PROVIDED DATA:
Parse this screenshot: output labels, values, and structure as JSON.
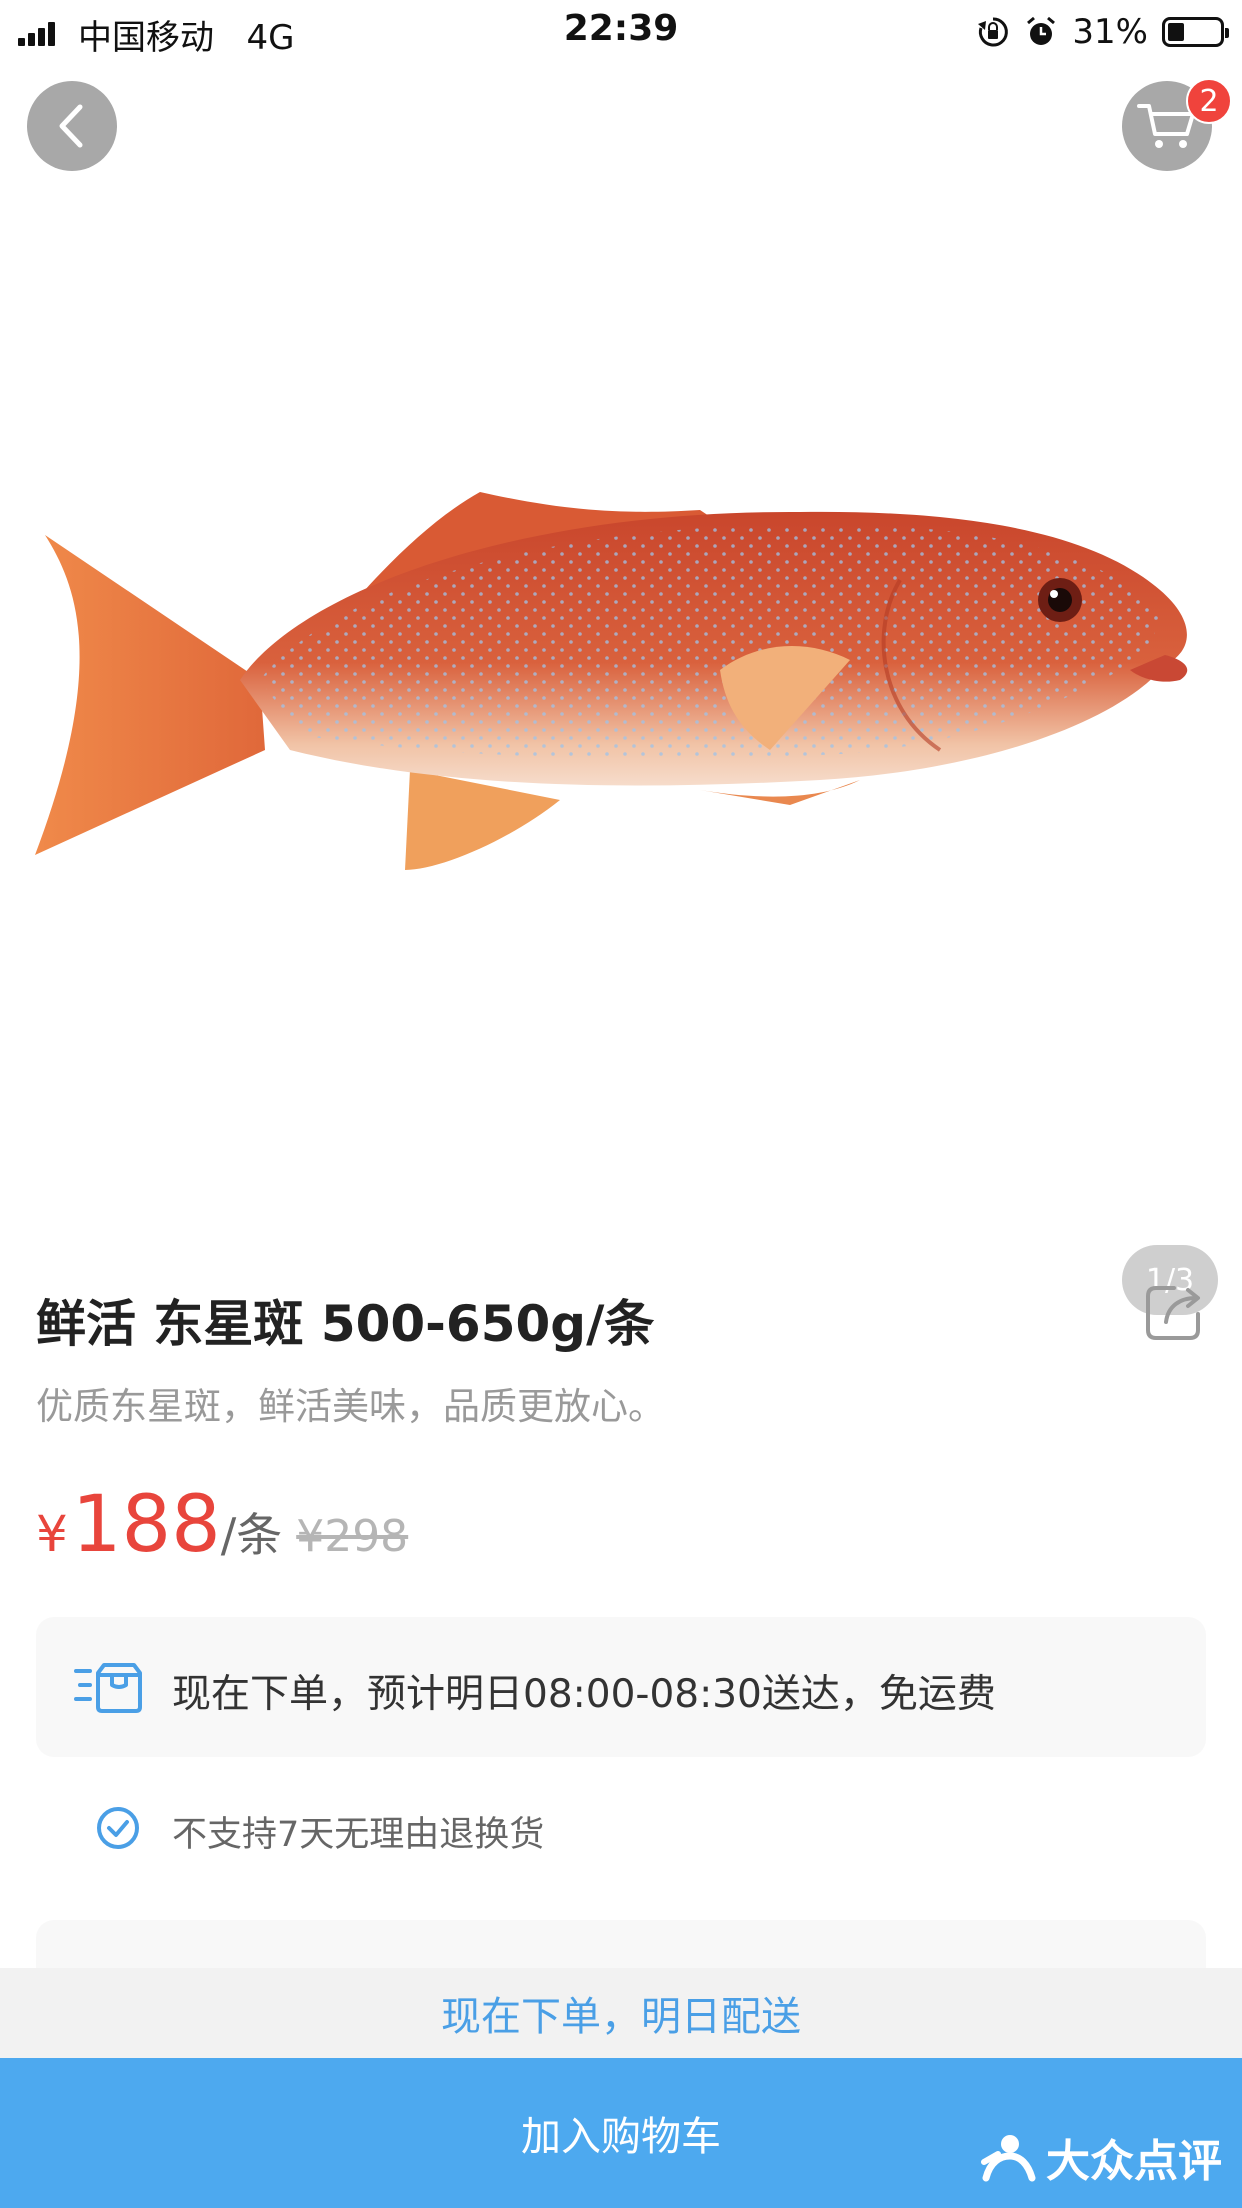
{
  "status_bar": {
    "carrier": "中国移动",
    "network": "4G",
    "time": "22:39",
    "battery_pct": "31%",
    "battery_level": 0.31
  },
  "header": {
    "back_icon": "chevron-left-icon",
    "cart_icon": "cart-icon",
    "cart_count": "2"
  },
  "gallery": {
    "page_indicator": "1/3",
    "image": "red-grouper-fish"
  },
  "product": {
    "title": "鲜活 东星斑 500-650g/条",
    "subtitle": "优质东星斑，鲜活美味，品质更放心。",
    "price_symbol": "¥",
    "price": "188",
    "price_unit": "/条",
    "original_price": "¥298"
  },
  "delivery": {
    "icon": "delivery-box-icon",
    "text": "现在下单，预计明日08:00-08:30送达，免运费"
  },
  "policy": {
    "icon": "check-circle-icon",
    "text": "不支持7天无理由退换货"
  },
  "bottom": {
    "notice": "现在下单，明日配送",
    "add_to_cart": "加入购物车"
  },
  "watermark": {
    "text": "大众点评"
  },
  "colors": {
    "price_red": "#e8453c",
    "accent_blue": "#4da9ef",
    "badge_red": "#f0433c"
  }
}
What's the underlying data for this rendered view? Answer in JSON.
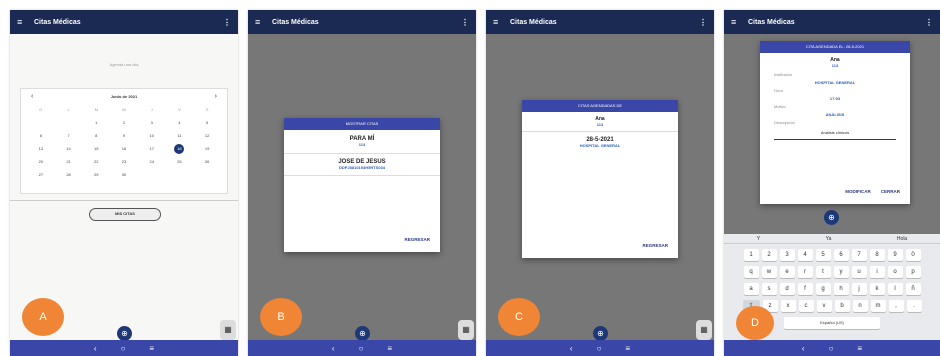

GIVEN TASK: Repeat each entry precisely as it appears. Leave the pictures out.

RESULT OF THE EXERCISE:
Parse this screenshot: output labels, values, and structure as JSON.
{
  "status_bar": {
    "carrier": "中国移动",
    "network": "4G",
    "time": "22:39",
    "battery_pct": "31%",
    "battery_level": 0.31
  },
  "header": {
    "back_icon": "chevron-left-icon",
    "cart_icon": "cart-icon",
    "cart_count": "2"
  },
  "gallery": {
    "page_indicator": "1/3",
    "image": "red-grouper-fish"
  },
  "product": {
    "title": "鲜活 东星斑 500-650g/条",
    "subtitle": "优质东星斑，鲜活美味，品质更放心。",
    "price_symbol": "¥",
    "price": "188",
    "price_unit": "/条",
    "original_price": "¥298"
  },
  "delivery": {
    "icon": "delivery-box-icon",
    "text": "现在下单，预计明日08:00-08:30送达，免运费"
  },
  "policy": {
    "icon": "check-circle-icon",
    "text": "不支持7天无理由退换货"
  },
  "bottom": {
    "notice": "现在下单，明日配送",
    "add_to_cart": "加入购物车"
  },
  "watermark": {
    "text": "大众点评"
  },
  "colors": {
    "price_red": "#e8453c",
    "accent_blue": "#4da9ef",
    "badge_red": "#f0433c"
  }
}
What's the underlying data for this rendered view? Answer in JSON.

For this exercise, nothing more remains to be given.